=== Your instructions ===
Quote the whole listing word for word. Do not include the pictures.

=== Material for the task ===
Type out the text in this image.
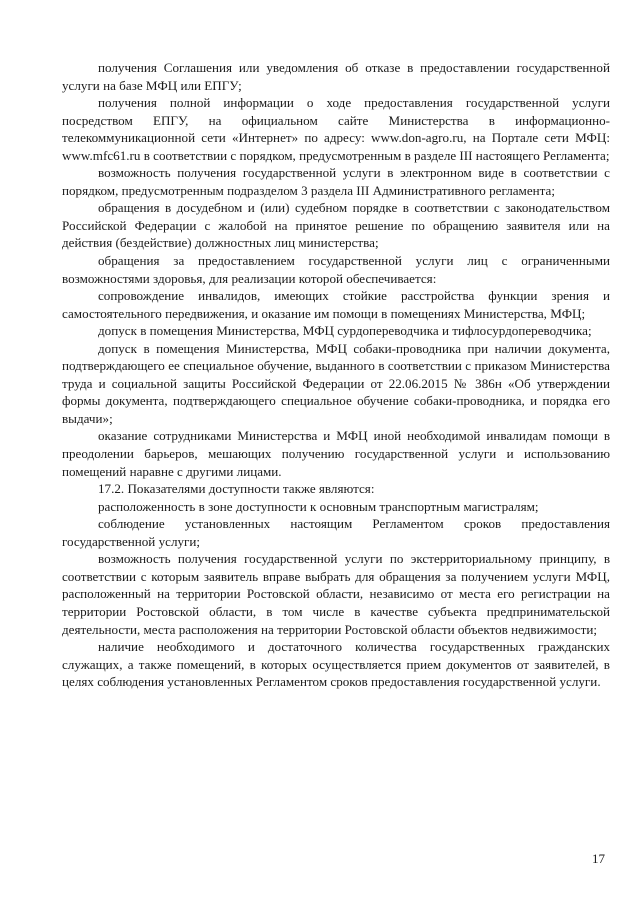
получения Соглашения или уведомления об отказе в предоставлении государственной услуги на базе МФЦ или ЕПГУ;

получения полной информации о ходе предоставления государственной услуги посредством ЕПГУ, на официальном сайте Министерства в информационно-телекоммуникационной сети «Интернет» по адресу: www.don-agro.ru, на Портале сети МФЦ: www.mfc61.ru в соответствии с порядком, предусмотренным в разделе III настоящего Регламента;

возможность получения государственной услуги в электронном виде в соответствии с порядком, предусмотренным подразделом 3 раздела III Административного регламента;

обращения в досудебном и (или) судебном порядке в соответствии с законодательством Российской Федерации с жалобой на принятое решение по обращению заявителя или на действия (бездействие) должностных лиц министерства;

обращения за предоставлением государственной услуги лиц с ограниченными возможностями здоровья, для реализации которой обеспечивается:

сопровождение инвалидов, имеющих стойкие расстройства функции зрения и самостоятельного передвижения, и оказание им помощи в помещениях Министерства, МФЦ;

допуск в помещения Министерства, МФЦ сурдопереводчика и тифлосурдопереводчика;

допуск в помещения Министерства, МФЦ собаки-проводника при наличии документа, подтверждающего ее специальное обучение, выданного в соответствии с приказом Министерства труда и социальной защиты Российской Федерации от 22.06.2015 № 386н «Об утверждении формы документа, подтверждающего специальное обучение собаки-проводника, и порядка его выдачи»;

оказание сотрудниками Министерства и МФЦ иной необходимой инвалидам помощи в преодолении барьеров, мешающих получению государственной услуги и использованию помещений наравне с другими лицами.

17.2. Показателями доступности также являются:

расположенность в зоне доступности к основным транспортным магистралям;

соблюдение установленных настоящим Регламентом сроков предоставления государственной услуги;

возможность получения государственной услуги по экстерриториальному принципу, в соответствии с которым заявитель вправе выбрать для обращения за получением услуги МФЦ, расположенный на территории Ростовской области, независимо от места его регистрации на территории Ростовской области, в том числе в качестве субъекта предпринимательской деятельности, места расположения на территории Ростовской области объектов недвижимости;

наличие необходимого и достаточного количества государственных гражданских служащих, а также помещений, в которых осуществляется прием документов от заявителей, в целях соблюдения установленных Регламентом сроков предоставления государственной услуги.

17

=== Right answer ===
Type out the text in this image.
получения Соглашения или уведомления об отказе в предоставлении государственной услуги на базе МФЦ или ЕПГУ;

получения полной информации о ходе предоставления государственной услуги посредством ЕПГУ, на официальном сайте Министерства в информационно-телекоммуникационной сети «Интернет» по адресу: www.don-agro.ru, на Портале сети МФЦ: www.mfc61.ru в соответствии с порядком, предусмотренным в разделе III настоящего Регламента;

возможность получения государственной услуги в электронном виде в соответствии с порядком, предусмотренным подразделом 3 раздела III Административного регламента;

обращения в досудебном и (или) судебном порядке в соответствии с законодательством Российской Федерации с жалобой на принятое решение по обращению заявителя или на действия (бездействие) должностных лиц министерства;

обращения за предоставлением государственной услуги лиц с ограниченными возможностями здоровья, для реализации которой обеспечивается:

сопровождение инвалидов, имеющих стойкие расстройства функции зрения и самостоятельного передвижения, и оказание им помощи в помещениях Министерства, МФЦ;

допуск в помещения Министерства, МФЦ сурдопереводчика и тифлосурдопереводчика;

допуск в помещения Министерства, МФЦ собаки-проводника при наличии документа, подтверждающего ее специальное обучение, выданного в соответствии с приказом Министерства труда и социальной защиты Российской Федерации от 22.06.2015 № 386н «Об утверждении формы документа, подтверждающего специальное обучение собаки-проводника, и порядка его выдачи»;

оказание сотрудниками Министерства и МФЦ иной необходимой инвалидам помощи в преодолении барьеров, мешающих получению государственной услуги и использованию помещений наравне с другими лицами.

17.2. Показателями доступности также являются:

расположенность в зоне доступности к основным транспортным магистралям;

соблюдение установленных настоящим Регламентом сроков предоставления государственной услуги;

возможность получения государственной услуги по экстерриториальному принципу, в соответствии с которым заявитель вправе выбрать для обращения за получением услуги МФЦ, расположенный на территории Ростовской области, независимо от места его регистрации на территории Ростовской области, в том числе в качестве субъекта предпринимательской деятельности, места расположения на территории Ростовской области объектов недвижимости;

наличие необходимого и достаточного количества государственных гражданских служащих, а также помещений, в которых осуществляется прием документов от заявителей, в целях соблюдения установленных Регламентом сроков предоставления государственной услуги.

17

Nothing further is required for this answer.